◆ **WHAT YOU SHOULD DO**
Read the listing and extract each line that includes the word "generales".

◆ **SUPPLIED RECORDS**
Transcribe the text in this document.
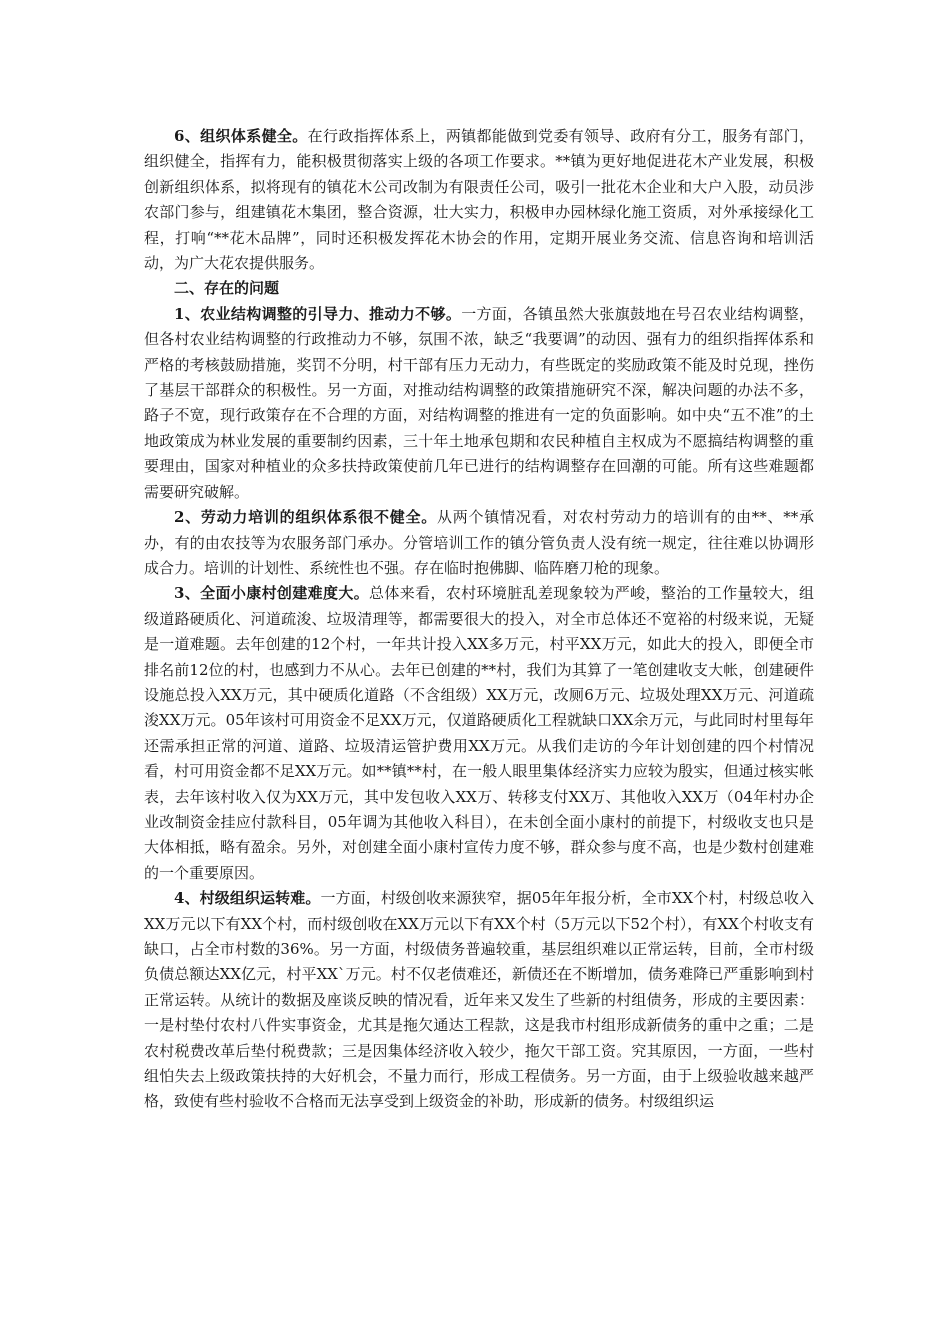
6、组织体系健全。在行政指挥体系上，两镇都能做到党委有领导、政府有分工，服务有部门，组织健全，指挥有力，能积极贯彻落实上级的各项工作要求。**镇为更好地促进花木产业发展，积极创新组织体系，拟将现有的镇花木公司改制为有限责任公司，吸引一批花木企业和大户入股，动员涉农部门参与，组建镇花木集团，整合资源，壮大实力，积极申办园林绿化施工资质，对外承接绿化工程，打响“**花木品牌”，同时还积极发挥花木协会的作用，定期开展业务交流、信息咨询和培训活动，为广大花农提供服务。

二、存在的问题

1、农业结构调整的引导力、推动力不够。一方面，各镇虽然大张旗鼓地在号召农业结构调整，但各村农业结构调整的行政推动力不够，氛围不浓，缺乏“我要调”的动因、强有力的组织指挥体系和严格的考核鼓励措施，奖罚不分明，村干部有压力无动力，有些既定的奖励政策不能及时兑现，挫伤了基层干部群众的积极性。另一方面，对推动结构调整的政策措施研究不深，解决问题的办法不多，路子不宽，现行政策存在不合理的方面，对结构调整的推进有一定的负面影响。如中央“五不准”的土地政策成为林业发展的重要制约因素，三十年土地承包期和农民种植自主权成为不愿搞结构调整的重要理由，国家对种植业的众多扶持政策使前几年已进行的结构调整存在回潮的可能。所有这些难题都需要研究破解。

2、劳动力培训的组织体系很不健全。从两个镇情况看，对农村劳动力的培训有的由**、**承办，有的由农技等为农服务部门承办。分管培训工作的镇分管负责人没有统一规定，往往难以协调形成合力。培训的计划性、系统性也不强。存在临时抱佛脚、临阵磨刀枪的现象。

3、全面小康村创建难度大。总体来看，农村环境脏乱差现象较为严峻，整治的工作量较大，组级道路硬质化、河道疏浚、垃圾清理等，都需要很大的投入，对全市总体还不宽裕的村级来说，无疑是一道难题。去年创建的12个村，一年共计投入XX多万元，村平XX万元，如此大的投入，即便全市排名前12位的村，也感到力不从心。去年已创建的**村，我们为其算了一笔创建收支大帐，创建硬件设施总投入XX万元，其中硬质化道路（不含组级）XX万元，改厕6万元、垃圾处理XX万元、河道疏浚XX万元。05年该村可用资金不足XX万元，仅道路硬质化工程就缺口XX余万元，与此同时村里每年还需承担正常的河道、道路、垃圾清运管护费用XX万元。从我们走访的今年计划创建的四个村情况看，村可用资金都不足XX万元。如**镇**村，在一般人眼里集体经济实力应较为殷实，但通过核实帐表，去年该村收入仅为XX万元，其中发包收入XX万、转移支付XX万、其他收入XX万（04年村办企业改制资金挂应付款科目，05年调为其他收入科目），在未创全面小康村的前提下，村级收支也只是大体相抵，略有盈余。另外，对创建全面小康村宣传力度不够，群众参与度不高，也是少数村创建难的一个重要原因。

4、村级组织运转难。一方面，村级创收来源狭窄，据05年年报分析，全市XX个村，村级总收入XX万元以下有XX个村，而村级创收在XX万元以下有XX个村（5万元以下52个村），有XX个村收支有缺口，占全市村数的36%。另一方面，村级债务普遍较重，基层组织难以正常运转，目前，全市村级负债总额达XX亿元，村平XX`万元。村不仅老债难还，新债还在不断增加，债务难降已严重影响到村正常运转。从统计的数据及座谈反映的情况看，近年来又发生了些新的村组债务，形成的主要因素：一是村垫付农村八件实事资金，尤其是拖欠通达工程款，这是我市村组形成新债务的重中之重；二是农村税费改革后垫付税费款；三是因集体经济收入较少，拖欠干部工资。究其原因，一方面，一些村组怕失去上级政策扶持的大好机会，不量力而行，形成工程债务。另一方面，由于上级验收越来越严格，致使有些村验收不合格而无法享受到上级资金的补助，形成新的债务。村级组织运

* * *

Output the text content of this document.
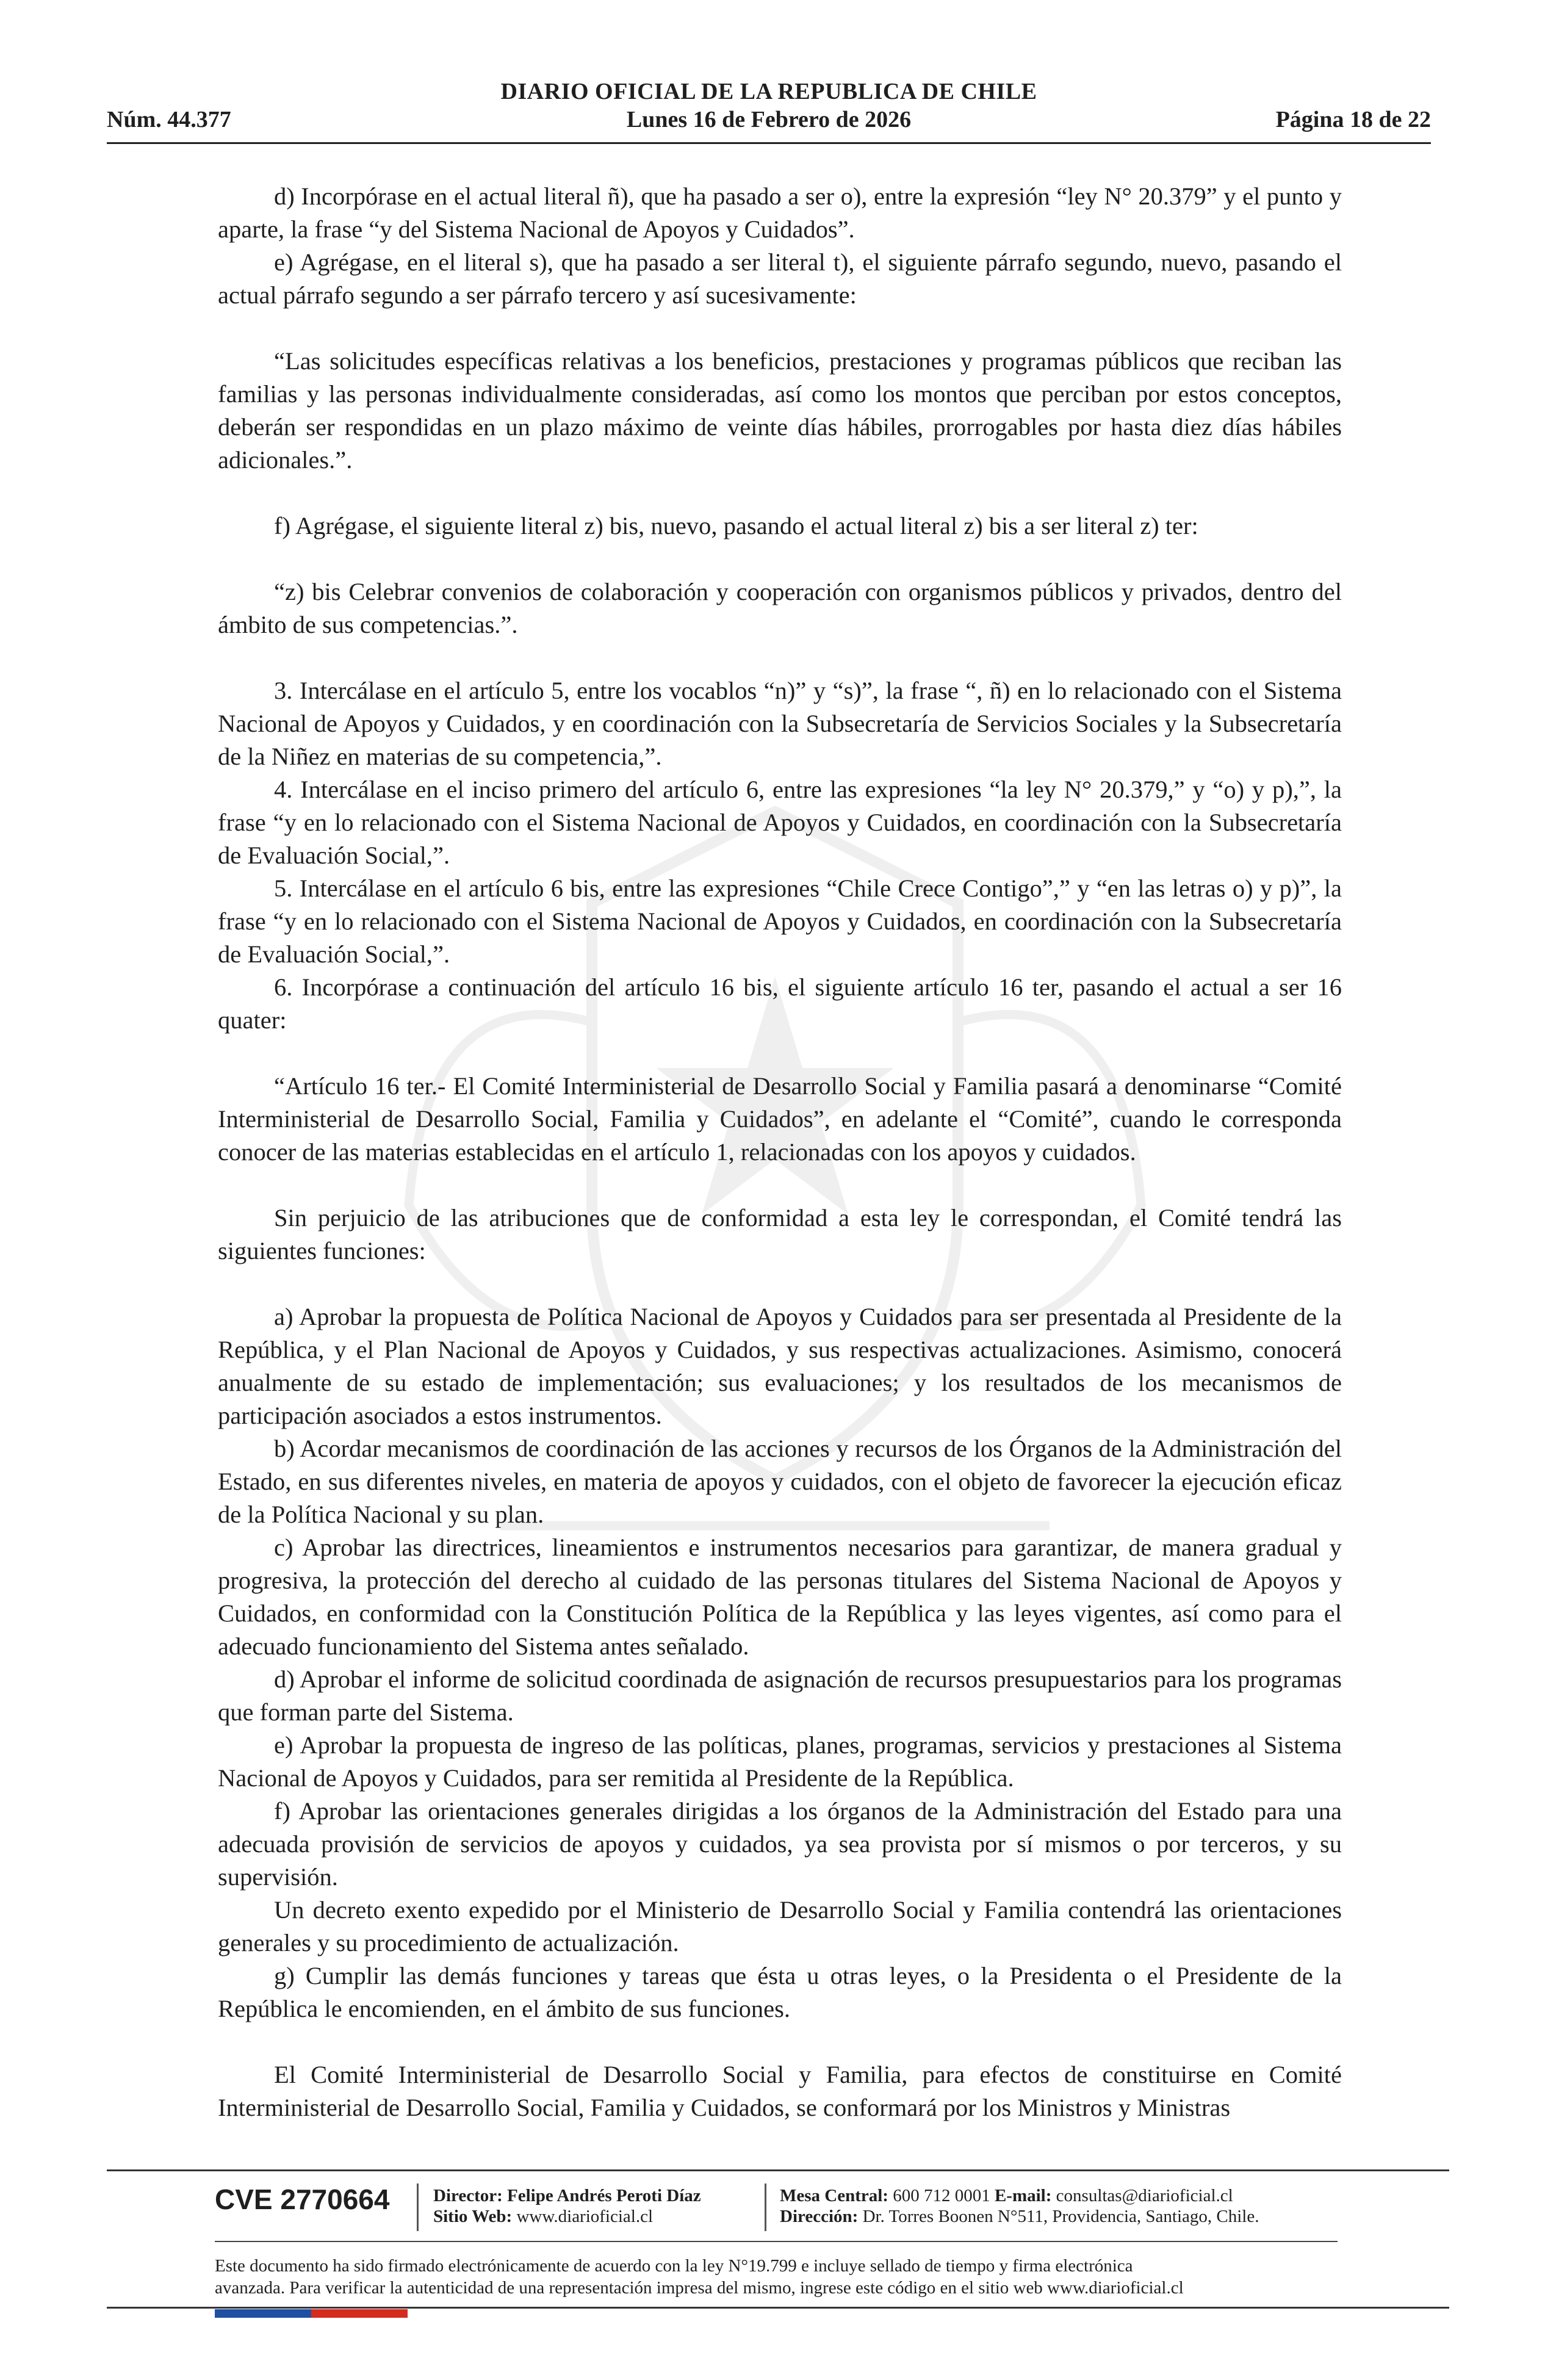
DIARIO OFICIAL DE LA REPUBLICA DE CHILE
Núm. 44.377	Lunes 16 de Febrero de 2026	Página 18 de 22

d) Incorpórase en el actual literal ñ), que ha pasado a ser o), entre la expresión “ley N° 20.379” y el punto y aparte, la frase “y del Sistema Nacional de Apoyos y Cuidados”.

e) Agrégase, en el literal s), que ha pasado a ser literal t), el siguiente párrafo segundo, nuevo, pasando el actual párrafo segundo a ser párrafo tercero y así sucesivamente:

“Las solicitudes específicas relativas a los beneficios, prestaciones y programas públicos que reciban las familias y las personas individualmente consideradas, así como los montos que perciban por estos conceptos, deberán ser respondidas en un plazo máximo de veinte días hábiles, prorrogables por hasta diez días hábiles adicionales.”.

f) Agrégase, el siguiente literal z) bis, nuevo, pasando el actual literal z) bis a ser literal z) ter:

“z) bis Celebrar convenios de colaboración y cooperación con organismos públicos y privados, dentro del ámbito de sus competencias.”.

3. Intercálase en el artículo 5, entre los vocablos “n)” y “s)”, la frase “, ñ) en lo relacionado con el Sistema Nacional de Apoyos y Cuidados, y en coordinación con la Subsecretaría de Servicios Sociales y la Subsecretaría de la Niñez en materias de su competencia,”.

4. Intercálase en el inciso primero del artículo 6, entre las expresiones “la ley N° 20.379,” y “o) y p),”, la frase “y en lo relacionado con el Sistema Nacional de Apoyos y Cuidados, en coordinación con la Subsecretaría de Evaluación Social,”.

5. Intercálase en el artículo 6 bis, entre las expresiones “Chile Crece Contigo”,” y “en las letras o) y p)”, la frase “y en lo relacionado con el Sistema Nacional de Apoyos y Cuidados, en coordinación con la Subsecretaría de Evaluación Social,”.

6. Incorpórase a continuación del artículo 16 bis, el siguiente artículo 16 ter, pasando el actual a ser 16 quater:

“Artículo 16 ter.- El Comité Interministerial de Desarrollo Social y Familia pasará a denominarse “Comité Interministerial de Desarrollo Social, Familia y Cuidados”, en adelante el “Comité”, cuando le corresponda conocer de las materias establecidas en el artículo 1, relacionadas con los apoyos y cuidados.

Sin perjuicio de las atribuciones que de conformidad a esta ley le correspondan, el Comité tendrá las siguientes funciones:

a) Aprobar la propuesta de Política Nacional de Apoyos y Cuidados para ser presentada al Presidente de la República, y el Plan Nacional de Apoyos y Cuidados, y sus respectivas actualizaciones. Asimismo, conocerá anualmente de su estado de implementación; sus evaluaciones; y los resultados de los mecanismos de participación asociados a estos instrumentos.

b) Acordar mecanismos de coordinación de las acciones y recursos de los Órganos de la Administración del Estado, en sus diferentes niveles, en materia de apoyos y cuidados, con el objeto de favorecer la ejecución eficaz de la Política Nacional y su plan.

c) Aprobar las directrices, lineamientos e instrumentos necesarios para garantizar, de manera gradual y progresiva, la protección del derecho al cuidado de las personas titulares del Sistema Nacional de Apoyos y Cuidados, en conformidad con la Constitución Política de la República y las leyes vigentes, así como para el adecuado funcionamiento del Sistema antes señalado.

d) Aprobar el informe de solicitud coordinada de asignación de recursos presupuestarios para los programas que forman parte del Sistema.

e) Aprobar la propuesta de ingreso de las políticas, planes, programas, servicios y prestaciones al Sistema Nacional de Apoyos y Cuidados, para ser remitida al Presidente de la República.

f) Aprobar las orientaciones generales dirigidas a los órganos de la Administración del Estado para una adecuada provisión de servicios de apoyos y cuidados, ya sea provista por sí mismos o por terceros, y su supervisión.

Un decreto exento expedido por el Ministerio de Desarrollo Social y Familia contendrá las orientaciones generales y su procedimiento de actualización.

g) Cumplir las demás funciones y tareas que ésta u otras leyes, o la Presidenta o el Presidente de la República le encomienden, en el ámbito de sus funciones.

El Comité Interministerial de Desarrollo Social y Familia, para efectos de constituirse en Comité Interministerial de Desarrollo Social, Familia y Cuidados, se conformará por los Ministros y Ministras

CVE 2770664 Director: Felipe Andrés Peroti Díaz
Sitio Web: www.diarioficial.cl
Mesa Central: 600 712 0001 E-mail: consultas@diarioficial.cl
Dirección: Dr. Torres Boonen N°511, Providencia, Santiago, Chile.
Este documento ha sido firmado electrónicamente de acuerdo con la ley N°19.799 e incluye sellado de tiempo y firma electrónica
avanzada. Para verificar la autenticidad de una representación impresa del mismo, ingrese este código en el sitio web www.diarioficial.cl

◆ **RESPONSE BELOW**
f) Aprobar las orientaciones generales dirigidas a los órganos de la Administración del Estado para una adecuada provisión de servicios de apoyos y cuidados, ya sea provista por sí mismos o por terceros, y su supervisión.
Un decreto exento expedido por el Ministerio de Desarrollo Social y Familia contendrá las orientaciones generales y su procedimiento de actualización.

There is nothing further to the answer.